(Records from a collection of figures)
#####

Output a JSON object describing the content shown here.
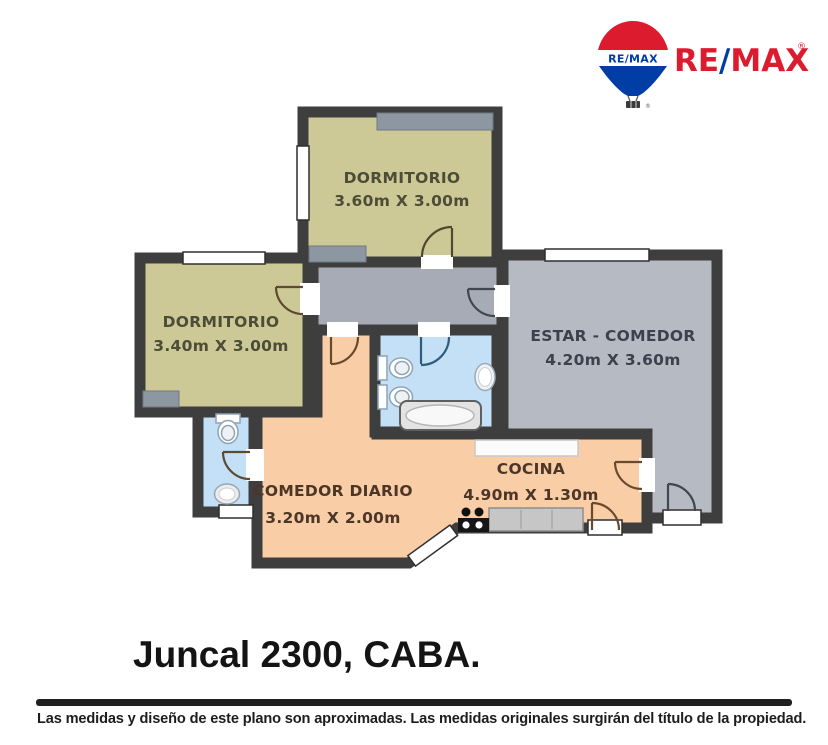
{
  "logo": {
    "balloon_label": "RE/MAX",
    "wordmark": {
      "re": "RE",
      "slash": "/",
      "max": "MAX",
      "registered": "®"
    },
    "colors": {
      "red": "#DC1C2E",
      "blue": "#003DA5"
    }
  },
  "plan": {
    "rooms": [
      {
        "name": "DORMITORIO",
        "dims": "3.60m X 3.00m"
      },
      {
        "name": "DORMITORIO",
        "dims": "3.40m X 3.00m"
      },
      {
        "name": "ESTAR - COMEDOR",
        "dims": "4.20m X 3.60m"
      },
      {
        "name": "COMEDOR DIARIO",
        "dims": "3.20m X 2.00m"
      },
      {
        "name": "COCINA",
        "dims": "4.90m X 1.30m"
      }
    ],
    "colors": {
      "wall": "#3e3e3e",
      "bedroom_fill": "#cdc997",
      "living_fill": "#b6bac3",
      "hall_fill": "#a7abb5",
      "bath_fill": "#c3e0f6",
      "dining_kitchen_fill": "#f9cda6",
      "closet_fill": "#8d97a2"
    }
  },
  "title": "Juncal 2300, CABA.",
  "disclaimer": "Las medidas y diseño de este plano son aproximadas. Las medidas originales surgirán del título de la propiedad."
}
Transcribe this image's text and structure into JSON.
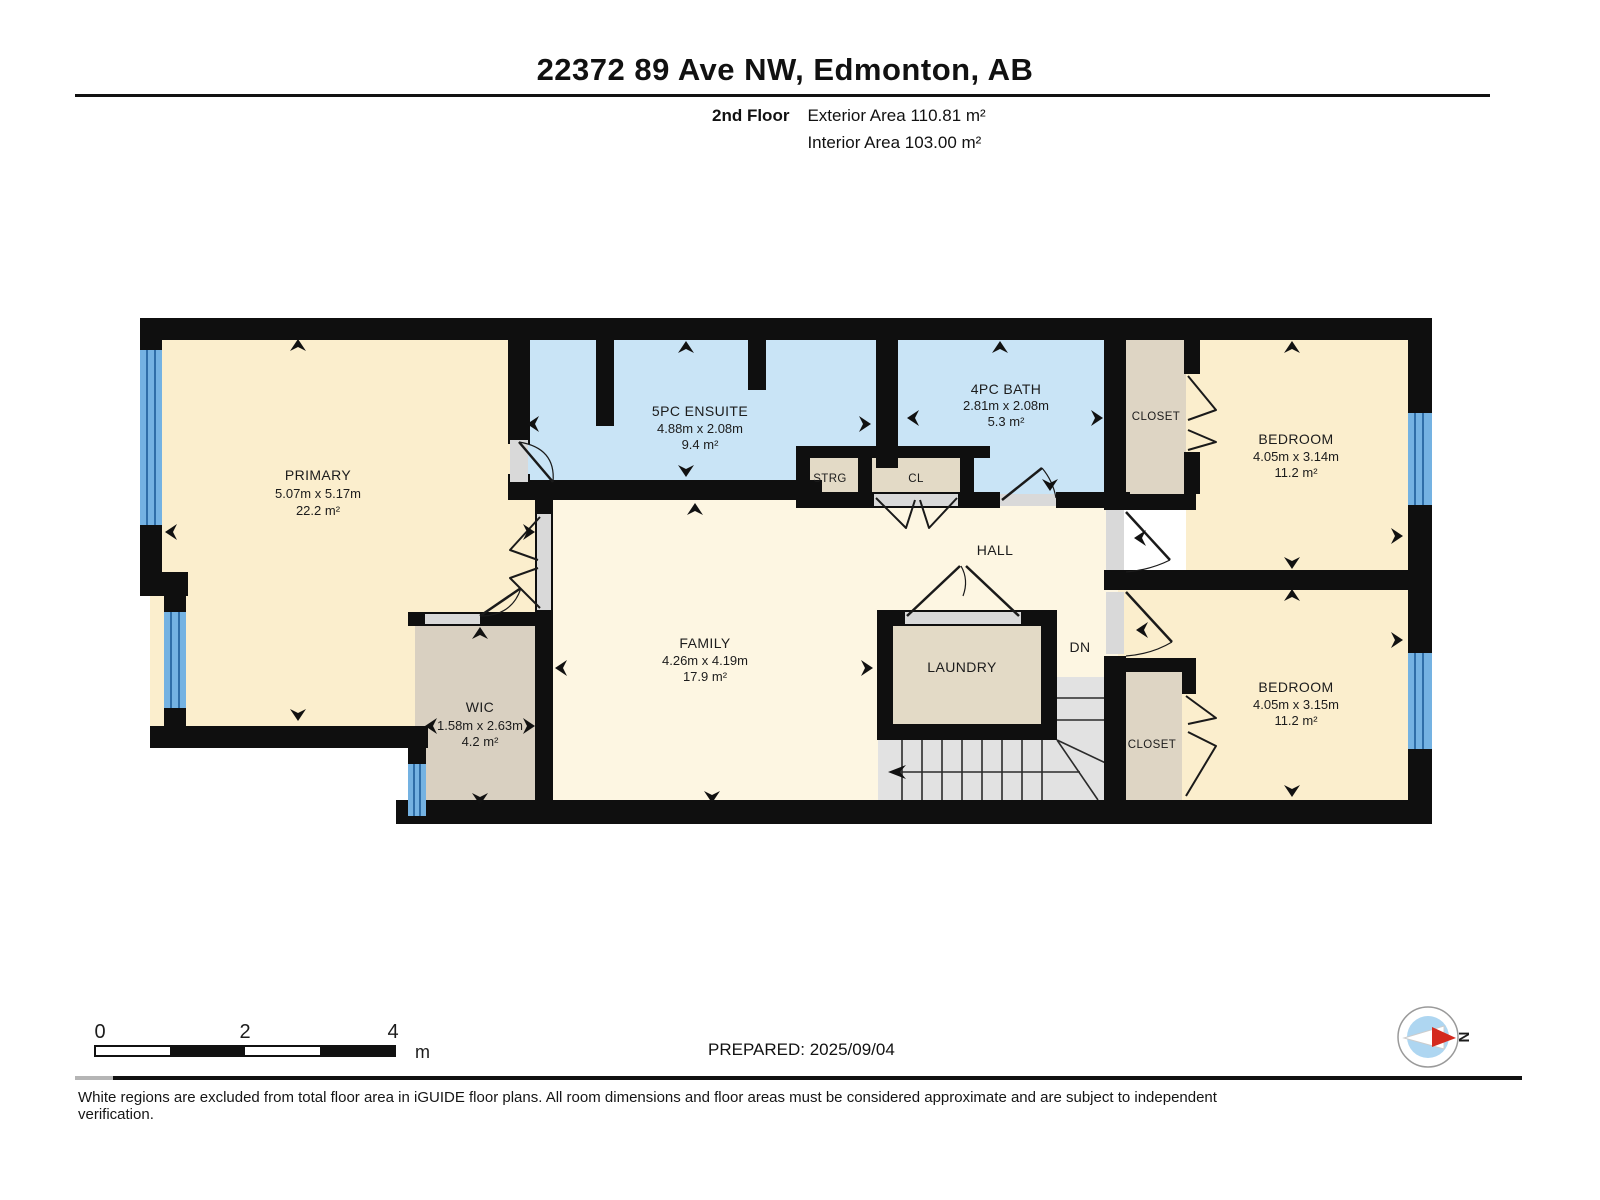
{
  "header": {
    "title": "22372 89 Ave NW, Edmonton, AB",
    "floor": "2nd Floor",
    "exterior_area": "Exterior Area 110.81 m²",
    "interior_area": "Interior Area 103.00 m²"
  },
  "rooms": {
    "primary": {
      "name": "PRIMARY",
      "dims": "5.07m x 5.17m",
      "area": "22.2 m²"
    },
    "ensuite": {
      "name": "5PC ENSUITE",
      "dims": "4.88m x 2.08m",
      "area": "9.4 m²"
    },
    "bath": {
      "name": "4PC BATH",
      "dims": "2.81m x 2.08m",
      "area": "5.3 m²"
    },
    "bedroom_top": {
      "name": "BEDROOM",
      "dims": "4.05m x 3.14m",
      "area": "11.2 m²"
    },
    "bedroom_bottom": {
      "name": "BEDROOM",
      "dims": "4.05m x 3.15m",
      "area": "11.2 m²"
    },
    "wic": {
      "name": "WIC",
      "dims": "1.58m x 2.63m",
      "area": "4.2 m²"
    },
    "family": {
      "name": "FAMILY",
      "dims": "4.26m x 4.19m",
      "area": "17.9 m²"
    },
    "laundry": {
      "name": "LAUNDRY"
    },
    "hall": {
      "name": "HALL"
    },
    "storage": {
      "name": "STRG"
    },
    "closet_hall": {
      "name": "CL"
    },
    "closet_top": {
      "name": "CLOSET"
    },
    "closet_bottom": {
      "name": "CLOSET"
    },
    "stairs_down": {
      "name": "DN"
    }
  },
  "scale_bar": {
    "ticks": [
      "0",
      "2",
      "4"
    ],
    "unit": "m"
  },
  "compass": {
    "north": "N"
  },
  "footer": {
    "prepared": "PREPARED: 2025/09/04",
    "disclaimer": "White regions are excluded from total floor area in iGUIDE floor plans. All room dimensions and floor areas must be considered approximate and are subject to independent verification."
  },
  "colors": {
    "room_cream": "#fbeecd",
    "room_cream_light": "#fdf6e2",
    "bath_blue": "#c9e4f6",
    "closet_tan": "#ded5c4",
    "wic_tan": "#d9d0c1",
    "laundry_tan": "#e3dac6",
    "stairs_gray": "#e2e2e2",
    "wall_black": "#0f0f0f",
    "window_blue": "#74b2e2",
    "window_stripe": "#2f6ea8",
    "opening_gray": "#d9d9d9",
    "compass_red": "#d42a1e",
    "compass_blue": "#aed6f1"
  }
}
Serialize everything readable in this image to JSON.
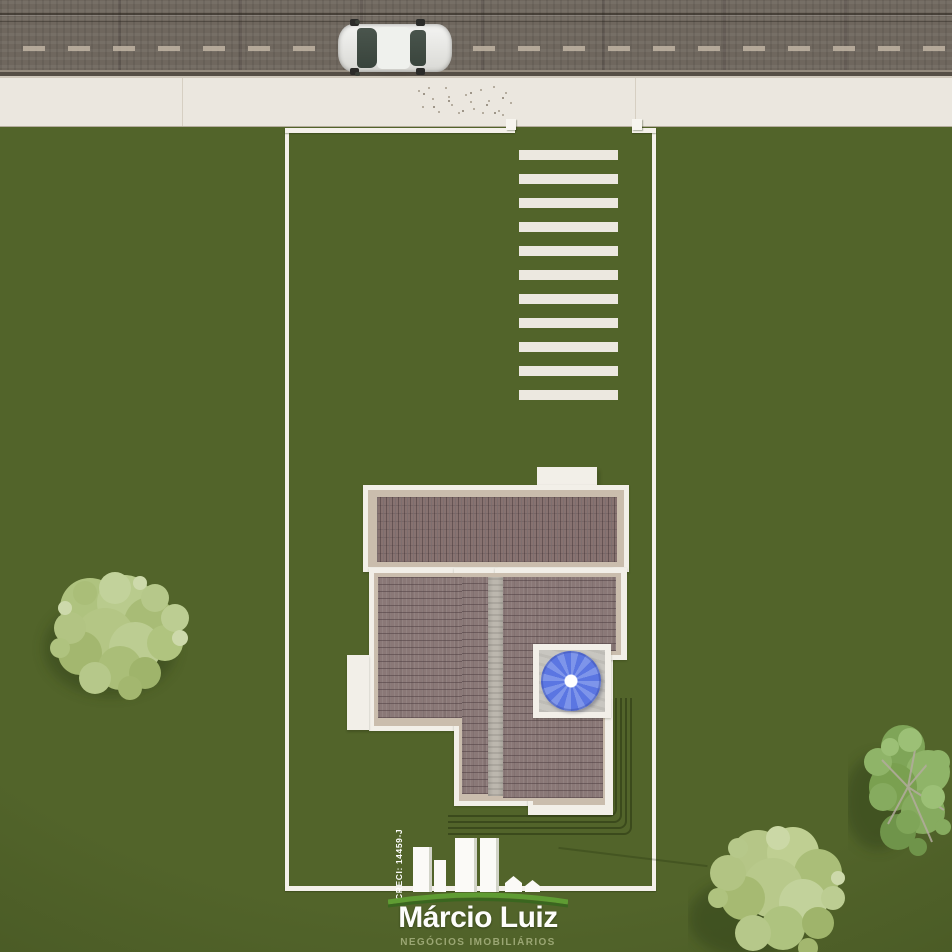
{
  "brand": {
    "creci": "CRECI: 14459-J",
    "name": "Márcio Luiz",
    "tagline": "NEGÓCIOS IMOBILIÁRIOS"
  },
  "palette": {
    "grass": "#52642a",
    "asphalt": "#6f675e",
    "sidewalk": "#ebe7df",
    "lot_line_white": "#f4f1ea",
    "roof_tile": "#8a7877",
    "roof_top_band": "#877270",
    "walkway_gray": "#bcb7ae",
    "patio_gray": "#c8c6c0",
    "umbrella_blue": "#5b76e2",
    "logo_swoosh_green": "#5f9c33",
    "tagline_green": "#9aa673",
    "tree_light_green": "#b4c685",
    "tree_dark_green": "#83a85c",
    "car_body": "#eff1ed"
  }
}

#####

## What is needed
Go through the listing above and write it out again exactly, dropping the pictures.

## Response to the task
Output a JSON object describing the content shown here.
{
  "logo": {
    "balloon_label": "RE/MAX",
    "wordmark": {
      "re": "RE",
      "slash": "/",
      "max": "MAX",
      "registered": "®"
    },
    "colors": {
      "red": "#DC1C2E",
      "blue": "#003DA5"
    }
  },
  "plan": {
    "rooms": [
      {
        "name": "DORMITORIO",
        "dims": "3.60m X 3.00m"
      },
      {
        "name": "DORMITORIO",
        "dims": "3.40m X 3.00m"
      },
      {
        "name": "ESTAR - COMEDOR",
        "dims": "4.20m X 3.60m"
      },
      {
        "name": "COMEDOR DIARIO",
        "dims": "3.20m X 2.00m"
      },
      {
        "name": "COCINA",
        "dims": "4.90m X 1.30m"
      }
    ],
    "colors": {
      "wall": "#3e3e3e",
      "bedroom_fill": "#cdc997",
      "living_fill": "#b6bac3",
      "hall_fill": "#a7abb5",
      "bath_fill": "#c3e0f6",
      "dining_kitchen_fill": "#f9cda6",
      "closet_fill": "#8d97a2"
    }
  },
  "title": "Juncal 2300, CABA.",
  "disclaimer": "Las medidas y diseño de este plano son aproximadas. Las medidas originales surgirán del título de la propiedad."
}
Transcribe this image's text and structure into JSON.
{
  "header": {
    "title": "22372 89 Ave NW, Edmonton, AB",
    "floor": "2nd Floor",
    "exterior_area": "Exterior Area 110.81 m²",
    "interior_area": "Interior Area 103.00 m²"
  },
  "rooms": {
    "primary": {
      "name": "PRIMARY",
      "dims": "5.07m x 5.17m",
      "area": "22.2 m²"
    },
    "ensuite": {
      "name": "5PC ENSUITE",
      "dims": "4.88m x 2.08m",
      "area": "9.4 m²"
    },
    "bath": {
      "name": "4PC BATH",
      "dims": "2.81m x 2.08m",
      "area": "5.3 m²"
    },
    "bedroom_top": {
      "name": "BEDROOM",
      "dims": "4.05m x 3.14m",
      "area": "11.2 m²"
    },
    "bedroom_bottom": {
      "name": "BEDROOM",
      "dims": "4.05m x 3.15m",
      "area": "11.2 m²"
    },
    "wic": {
      "name": "WIC",
      "dims": "1.58m x 2.63m",
      "area": "4.2 m²"
    },
    "family": {
      "name": "FAMILY",
      "dims": "4.26m x 4.19m",
      "area": "17.9 m²"
    },
    "laundry": {
      "name": "LAUNDRY"
    },
    "hall": {
      "name": "HALL"
    },
    "storage": {
      "name": "STRG"
    },
    "closet_hall": {
      "name": "CL"
    },
    "closet_top": {
      "name": "CLOSET"
    },
    "closet_bottom": {
      "name": "CLOSET"
    },
    "stairs_down": {
      "name": "DN"
    }
  },
  "scale_bar": {
    "ticks": [
      "0",
      "2",
      "4"
    ],
    "unit": "m"
  },
  "compass": {
    "north": "N"
  },
  "footer": {
    "prepared": "PREPARED: 2025/09/04",
    "disclaimer": "White regions are excluded from total floor area in iGUIDE floor plans. All room dimensions and floor areas must be considered approximate and are subject to independent verification."
  },
  "colors": {
    "room_cream": "#fbeecd",
    "room_cream_light": "#fdf6e2",
    "bath_blue": "#c9e4f6",
    "closet_tan": "#ded5c4",
    "wic_tan": "#d9d0c1",
    "laundry_tan": "#e3dac6",
    "stairs_gray": "#e2e2e2",
    "wall_black": "#0f0f0f",
    "window_blue": "#74b2e2",
    "window_stripe": "#2f6ea8",
    "opening_gray": "#d9d9d9",
    "compass_red": "#d42a1e",
    "compass_blue": "#aed6f1"
  }
}
Serialize everything readable in this image to JSON.
{
  "brand": {
    "creci": "CRECI: 14459-J",
    "name": "Márcio Luiz",
    "tagline": "NEGÓCIOS IMOBILIÁRIOS"
  },
  "palette": {
    "grass": "#52642a",
    "asphalt": "#6f675e",
    "sidewalk": "#ebe7df",
    "lot_line_white": "#f4f1ea",
    "roof_tile": "#8a7877",
    "roof_top_band": "#877270",
    "walkway_gray": "#bcb7ae",
    "patio_gray": "#c8c6c0",
    "umbrella_blue": "#5b76e2",
    "logo_swoosh_green": "#5f9c33",
    "tagline_green": "#9aa673",
    "tree_light_green": "#b4c685",
    "tree_dark_green": "#83a85c",
    "car_body": "#eff1ed"
  }
}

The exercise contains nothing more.